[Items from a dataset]
○ ○ ○ ○ ○

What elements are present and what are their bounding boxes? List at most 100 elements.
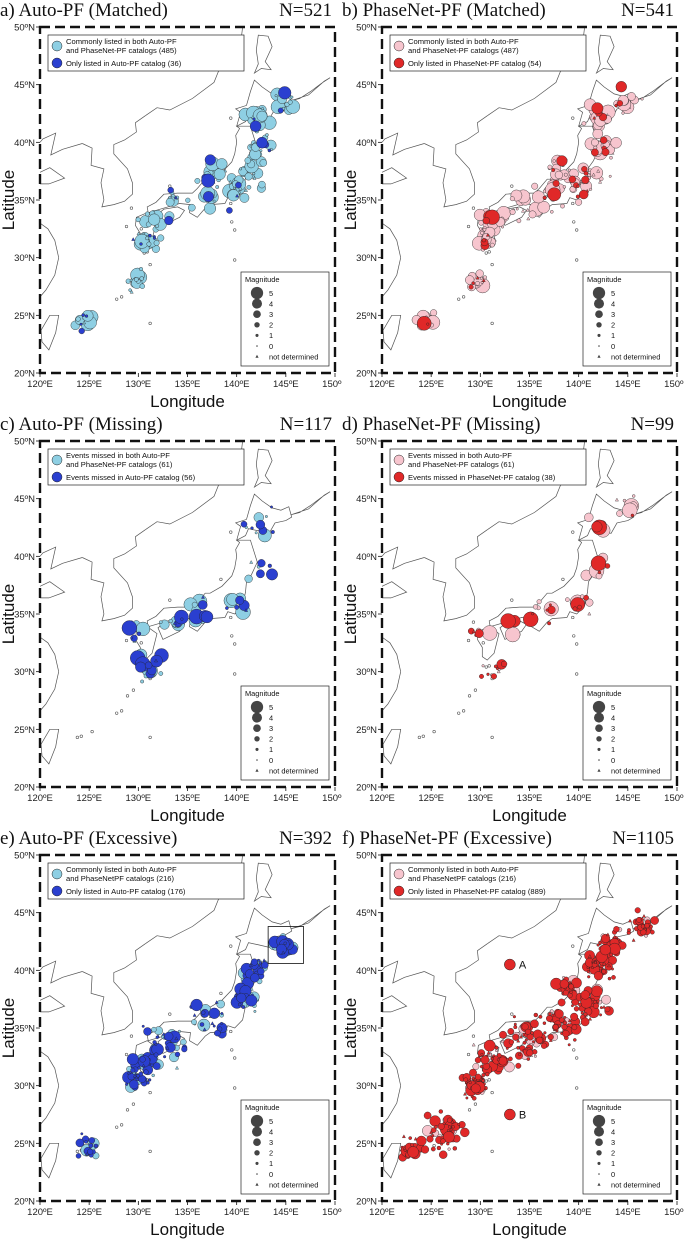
legend-only-label: Only listed in PhaseNet-PF catalog (889) xyxy=(408,887,546,896)
event-common-undetermined xyxy=(471,1042,476,1047)
y-tick-label: 35ºN xyxy=(356,610,377,621)
island xyxy=(229,615,233,620)
magnitude-marker-5 xyxy=(250,700,264,714)
island xyxy=(230,220,234,224)
event-only xyxy=(93,1143,99,1149)
event-only-undetermined xyxy=(413,1136,418,1141)
island xyxy=(148,321,152,326)
event-only xyxy=(283,941,287,945)
event-only xyxy=(276,943,287,955)
event-only xyxy=(443,1131,455,1143)
magnitude-label: 2 xyxy=(269,735,273,744)
event-only xyxy=(212,1024,216,1028)
y-tick-label: 25ºN xyxy=(356,725,377,736)
event-common xyxy=(180,1038,187,1046)
island xyxy=(139,641,143,645)
event-only xyxy=(164,1031,174,1041)
magnitude-marker-5 xyxy=(592,286,606,300)
legend-only-label: Events missed in PhaseNet-PF catalog (38… xyxy=(408,473,556,482)
magnitude-marker-undetermined xyxy=(255,768,259,772)
y-tick-label: 45ºN xyxy=(14,80,35,91)
event-common xyxy=(552,159,556,163)
magnitude-marker-undetermined xyxy=(255,1182,259,1186)
coast-china2 xyxy=(39,167,66,185)
magnitude-marker-3 xyxy=(253,1138,261,1147)
event-only xyxy=(474,1073,482,1081)
event-only xyxy=(587,975,591,979)
magnitude-marker-0 xyxy=(598,345,600,347)
event-only xyxy=(136,631,142,636)
event-only xyxy=(201,173,216,188)
event-common xyxy=(627,92,636,101)
panel-title: d) PhaseNet-PF (Missing) xyxy=(342,414,541,435)
y-tick-label: 25ºN xyxy=(14,1139,35,1150)
x-tick-label: 125ºE xyxy=(418,793,444,804)
event-only xyxy=(548,603,552,607)
event-common xyxy=(592,128,604,140)
event-only xyxy=(522,1040,527,1045)
magnitude-label: 3 xyxy=(611,310,615,319)
legend-common-marker xyxy=(51,454,63,466)
event-only xyxy=(576,184,580,188)
event-common xyxy=(447,1147,451,1151)
event-only xyxy=(235,595,245,605)
event-count: N=521 xyxy=(279,0,332,21)
island xyxy=(90,730,94,734)
event-common xyxy=(139,276,144,281)
y-tick-label: 50ºN xyxy=(14,851,35,862)
event-common xyxy=(239,193,250,203)
event-only xyxy=(627,928,631,933)
inset-box xyxy=(267,926,304,964)
x-tick-label: 145ºE xyxy=(615,793,641,804)
event-only xyxy=(591,148,599,157)
coast-china4 xyxy=(39,671,60,712)
event-only xyxy=(523,611,539,627)
event-common xyxy=(589,187,593,191)
magnitude-marker-3 xyxy=(253,724,261,733)
event-only xyxy=(513,1025,518,1030)
event-only xyxy=(513,1022,517,1026)
x-tick-label: 145ºE xyxy=(273,1207,299,1218)
coast-china4 xyxy=(381,1085,402,1126)
island xyxy=(219,577,223,581)
island xyxy=(75,1149,79,1154)
event-only xyxy=(130,636,134,640)
event-common xyxy=(159,620,163,624)
coast-korea xyxy=(424,115,488,208)
event-common xyxy=(153,240,160,246)
event-only xyxy=(524,1038,528,1042)
event-only xyxy=(236,992,247,1003)
magnitude-marker-1 xyxy=(255,747,259,751)
island xyxy=(487,250,491,254)
island xyxy=(115,711,119,715)
event-only xyxy=(480,1055,490,1065)
event-only xyxy=(181,1046,188,1053)
event-only xyxy=(501,660,508,667)
coast-sakhalin xyxy=(595,34,615,75)
event-only xyxy=(208,1007,220,1019)
event-only xyxy=(257,967,265,976)
island xyxy=(115,1125,119,1129)
event-common xyxy=(216,999,225,1009)
y-tick-label: 40ºN xyxy=(356,138,377,149)
event-only xyxy=(84,1140,88,1144)
coast-china2 xyxy=(39,581,66,599)
event-common xyxy=(244,172,253,181)
event-only xyxy=(533,1012,538,1018)
magnitude-marker-4 xyxy=(594,712,604,723)
island xyxy=(75,735,79,740)
event-only xyxy=(598,967,603,971)
event-common xyxy=(134,277,139,282)
event-only xyxy=(75,1138,85,1148)
event-common xyxy=(168,619,173,624)
event-common xyxy=(246,184,252,190)
annotated-event xyxy=(504,958,516,971)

○ ○ ○ ○ ○

What the task requires: Render the lines as a Markdown table with the columns Number and Record line, beginning at the line containing "legend-only-label: Only listed" and continuing through the line containing "event-only xyxy=(522,1040,527,1045)". Leave out blank lines.

Complete output:
| Number | Record line |
|---|---|
| 1 | legend-only-label: Only listed in PhaseNet-PF catalog (889) xyxy=(408,887,546,896) |
| 2 | event-common-undetermined xyxy=(471,1042,476,1047) |
| 3 | y-tick-label: 35ºN xyxy=(356,610,377,621) |
| 4 | island xyxy=(229,615,233,620) |
| 5 | magnitude-marker-5 xyxy=(250,700,264,714) |
| 6 | island xyxy=(230,220,234,224) |
| 7 | event-only xyxy=(93,1143,99,1149) |
| 8 | event-only-undetermined xyxy=(413,1136,418,1141) |
| 9 | island xyxy=(148,321,152,326) |
| 10 | event-only xyxy=(283,941,287,945) |
| 11 | event-only xyxy=(276,943,287,955) |
| 12 | event-only xyxy=(443,1131,455,1143) |
| 13 | magnitude-label: 2 xyxy=(269,735,273,744) |
| 14 | event-only xyxy=(212,1024,216,1028) |
| 15 | y-tick-label: 25ºN xyxy=(356,725,377,736) |
| 16 | event-common xyxy=(180,1038,187,1046) |
| 17 | island xyxy=(139,641,143,645) |
| 18 | event-only xyxy=(164,1031,174,1041) |
| 19 | magnitude-marker-5 xyxy=(592,286,606,300) |
| 20 | legend-only-label: Events missed in PhaseNet-PF catalog (38… xyxy=(408,473,556,482) |
| 21 | magnitude-marker-undetermined xyxy=(255,768,259,772) |
| 22 | y-tick-label: 45ºN xyxy=(14,80,35,91) |
| 23 | event-common xyxy=(552,159,556,163) |
| 24 | magnitude-marker-undetermined xyxy=(255,1182,259,1186) |
| 25 | coast-china2 xyxy=(39,167,66,185) |
| 26 | magnitude-marker-3 xyxy=(253,1138,261,1147) |
| 27 | event-only xyxy=(474,1073,482,1081) |
| 28 | event-only xyxy=(587,975,591,979) |
| 29 | magnitude-marker-0 xyxy=(598,345,600,347) |
| 30 | event-only xyxy=(136,631,142,636) |
| 31 | event-only xyxy=(201,173,216,188) |
| 32 | event-common xyxy=(627,92,636,101) |
| 33 | panel-title: d) PhaseNet-PF (Missing) xyxy=(342,414,541,435) |
| 34 | y-tick-label: 25ºN xyxy=(14,1139,35,1150) |
| 35 | x-tick-label: 125ºE xyxy=(418,793,444,804) |
| 36 | event-only xyxy=(548,603,552,607) |
| 37 | event-common xyxy=(592,128,604,140) |
| 38 | event-only xyxy=(522,1040,527,1045) |